EXERCISE DIRECTIONS: Gather every line from the entries below that includes "where".

DATASET ENTRIES:
################

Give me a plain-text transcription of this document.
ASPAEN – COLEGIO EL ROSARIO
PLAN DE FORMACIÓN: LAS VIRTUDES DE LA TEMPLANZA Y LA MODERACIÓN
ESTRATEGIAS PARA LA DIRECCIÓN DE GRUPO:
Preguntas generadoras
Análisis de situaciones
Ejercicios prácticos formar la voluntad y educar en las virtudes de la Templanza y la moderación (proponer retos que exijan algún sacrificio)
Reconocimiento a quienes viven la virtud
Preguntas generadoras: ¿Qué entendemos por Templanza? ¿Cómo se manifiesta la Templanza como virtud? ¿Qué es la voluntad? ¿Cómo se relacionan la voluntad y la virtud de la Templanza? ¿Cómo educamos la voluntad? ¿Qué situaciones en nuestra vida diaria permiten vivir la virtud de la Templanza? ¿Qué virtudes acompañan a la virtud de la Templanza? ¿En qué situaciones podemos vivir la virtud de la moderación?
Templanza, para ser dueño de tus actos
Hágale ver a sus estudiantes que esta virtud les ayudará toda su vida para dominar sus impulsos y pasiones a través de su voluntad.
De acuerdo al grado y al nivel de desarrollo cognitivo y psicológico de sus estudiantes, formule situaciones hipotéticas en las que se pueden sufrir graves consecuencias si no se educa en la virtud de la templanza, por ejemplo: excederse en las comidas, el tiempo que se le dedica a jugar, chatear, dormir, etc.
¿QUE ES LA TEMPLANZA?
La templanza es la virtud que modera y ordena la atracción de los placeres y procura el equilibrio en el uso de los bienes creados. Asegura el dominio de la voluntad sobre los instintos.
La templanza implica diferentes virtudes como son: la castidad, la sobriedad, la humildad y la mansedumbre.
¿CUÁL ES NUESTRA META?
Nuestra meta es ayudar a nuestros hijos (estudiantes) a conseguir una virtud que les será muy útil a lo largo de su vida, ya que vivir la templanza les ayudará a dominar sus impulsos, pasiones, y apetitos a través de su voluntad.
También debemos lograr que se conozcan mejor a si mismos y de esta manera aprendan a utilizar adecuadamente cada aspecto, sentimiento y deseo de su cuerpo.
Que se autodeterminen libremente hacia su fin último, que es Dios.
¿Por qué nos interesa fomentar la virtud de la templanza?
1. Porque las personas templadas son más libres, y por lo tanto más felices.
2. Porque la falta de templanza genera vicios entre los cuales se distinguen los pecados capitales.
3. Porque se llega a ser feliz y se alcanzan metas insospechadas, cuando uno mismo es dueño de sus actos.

################

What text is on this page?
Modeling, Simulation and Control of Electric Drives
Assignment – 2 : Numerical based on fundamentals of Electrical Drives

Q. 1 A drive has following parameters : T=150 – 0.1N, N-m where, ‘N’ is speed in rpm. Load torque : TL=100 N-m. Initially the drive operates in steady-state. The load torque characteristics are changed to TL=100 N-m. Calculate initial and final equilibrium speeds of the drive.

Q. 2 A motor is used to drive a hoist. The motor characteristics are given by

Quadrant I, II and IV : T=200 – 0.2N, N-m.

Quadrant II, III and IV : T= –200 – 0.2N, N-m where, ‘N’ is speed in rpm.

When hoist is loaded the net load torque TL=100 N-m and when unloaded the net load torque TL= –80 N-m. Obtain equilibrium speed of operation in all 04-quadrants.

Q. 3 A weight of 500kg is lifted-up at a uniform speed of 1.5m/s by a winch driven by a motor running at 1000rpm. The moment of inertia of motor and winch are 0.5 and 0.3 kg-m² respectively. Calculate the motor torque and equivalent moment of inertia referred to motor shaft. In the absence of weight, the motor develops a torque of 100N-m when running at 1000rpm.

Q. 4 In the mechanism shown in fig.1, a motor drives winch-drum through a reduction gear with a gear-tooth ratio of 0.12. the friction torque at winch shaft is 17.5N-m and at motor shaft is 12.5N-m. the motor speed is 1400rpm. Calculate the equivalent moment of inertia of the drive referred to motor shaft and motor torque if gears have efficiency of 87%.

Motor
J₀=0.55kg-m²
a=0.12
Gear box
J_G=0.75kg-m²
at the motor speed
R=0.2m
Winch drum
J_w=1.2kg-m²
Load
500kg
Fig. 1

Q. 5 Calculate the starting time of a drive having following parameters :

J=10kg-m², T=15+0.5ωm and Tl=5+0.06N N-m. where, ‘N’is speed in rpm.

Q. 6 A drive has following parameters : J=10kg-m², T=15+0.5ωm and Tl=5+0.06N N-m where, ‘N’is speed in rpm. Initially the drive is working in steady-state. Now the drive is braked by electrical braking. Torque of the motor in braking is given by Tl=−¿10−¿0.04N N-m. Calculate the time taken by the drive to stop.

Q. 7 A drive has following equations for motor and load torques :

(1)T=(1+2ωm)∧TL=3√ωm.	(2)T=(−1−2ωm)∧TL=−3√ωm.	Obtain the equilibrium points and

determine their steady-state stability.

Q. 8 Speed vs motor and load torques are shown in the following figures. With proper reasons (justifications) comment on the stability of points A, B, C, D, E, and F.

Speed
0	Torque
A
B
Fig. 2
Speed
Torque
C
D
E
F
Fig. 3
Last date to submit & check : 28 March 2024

################

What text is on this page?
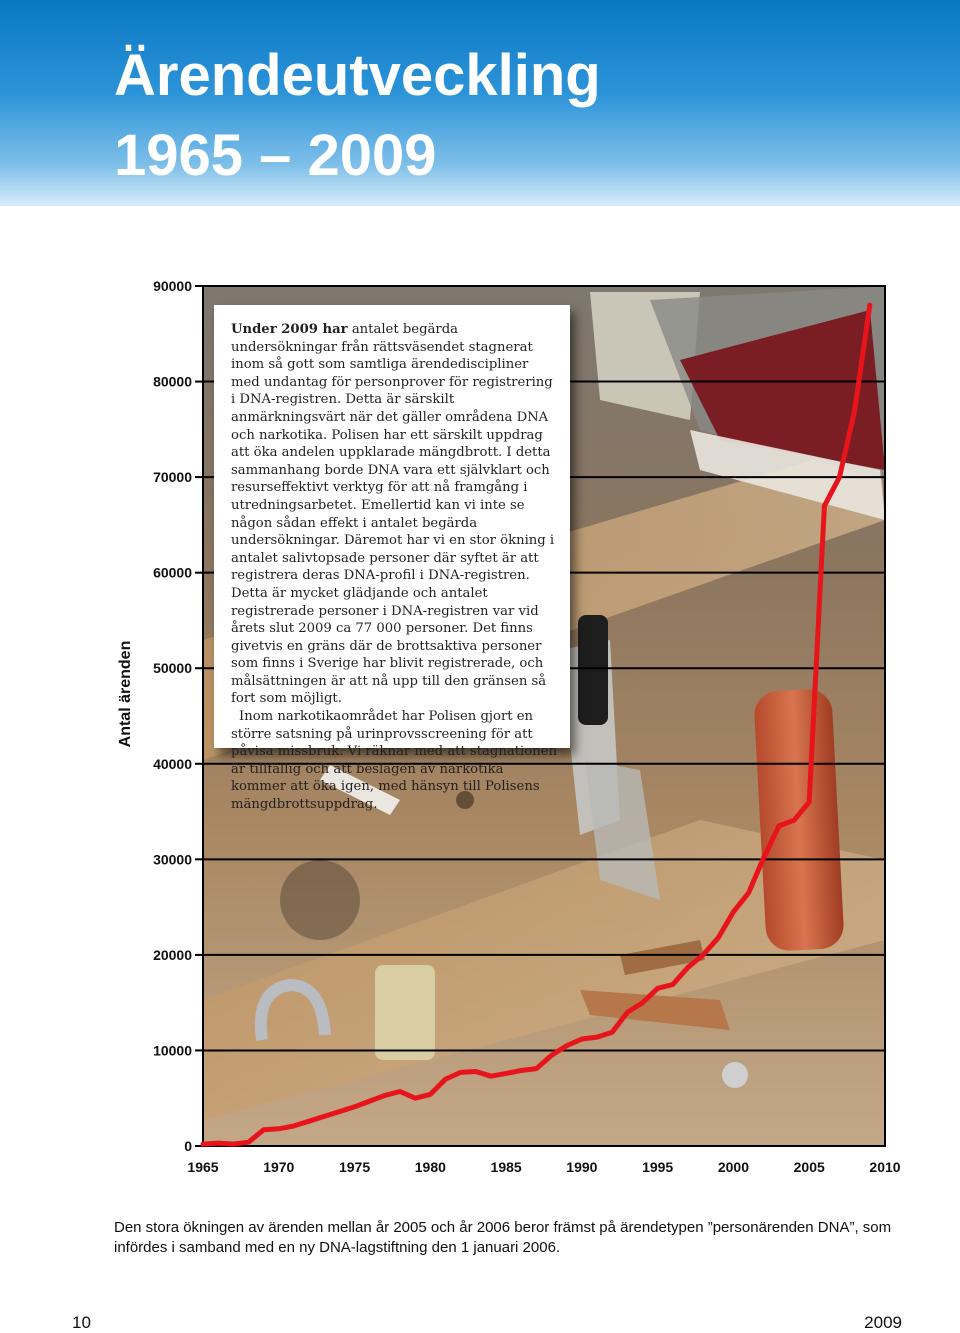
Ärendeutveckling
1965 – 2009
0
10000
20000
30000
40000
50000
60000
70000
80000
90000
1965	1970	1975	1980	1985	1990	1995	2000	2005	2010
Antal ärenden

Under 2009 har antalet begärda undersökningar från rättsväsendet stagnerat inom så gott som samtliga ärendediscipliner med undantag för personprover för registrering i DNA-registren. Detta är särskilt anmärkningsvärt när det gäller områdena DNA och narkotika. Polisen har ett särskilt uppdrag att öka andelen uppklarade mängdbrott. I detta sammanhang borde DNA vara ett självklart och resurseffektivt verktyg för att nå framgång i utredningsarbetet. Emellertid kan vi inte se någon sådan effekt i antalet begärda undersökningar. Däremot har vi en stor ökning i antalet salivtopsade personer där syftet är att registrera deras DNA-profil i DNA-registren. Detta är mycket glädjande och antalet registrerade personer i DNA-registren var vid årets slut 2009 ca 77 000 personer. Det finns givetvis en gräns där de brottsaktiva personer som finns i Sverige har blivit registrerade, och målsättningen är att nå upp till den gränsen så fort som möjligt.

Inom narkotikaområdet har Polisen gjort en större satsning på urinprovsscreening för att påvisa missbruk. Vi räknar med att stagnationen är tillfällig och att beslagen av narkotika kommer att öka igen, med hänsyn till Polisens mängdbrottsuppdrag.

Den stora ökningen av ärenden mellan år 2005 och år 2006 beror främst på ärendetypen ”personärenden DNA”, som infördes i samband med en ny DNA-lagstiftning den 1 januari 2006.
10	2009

################

FINISHED EXERCISE:
Q. 1 A drive has following parameters : T=150 – 0.1N, N-m where, ‘N’ is speed in rpm. Load torque : TL=100 N-m. Initially the drive operates in steady-state. The load torque characteristics are changed to TL=100 N-m. Calculate initial and final equilibrium speeds of the drive.
Quadrant II, III and IV : T= –200 – 0.2N, N-m where, ‘N’ is speed in rpm.
J=10kg-m², T=15+0.5ωm and Tl=5+0.06N N-m. where, ‘N’is speed in rpm.
Q. 6 A drive has following parameters : J=10kg-m², T=15+0.5ωm and Tl=5+0.06N N-m where, ‘N’is speed in rpm. Initially the drive is working in steady-state. Now the drive is braked by electrical braking. Torque of the motor in braking is given by Tl=−¿10−¿0.04N N-m. Calculate the time taken by the drive to stop.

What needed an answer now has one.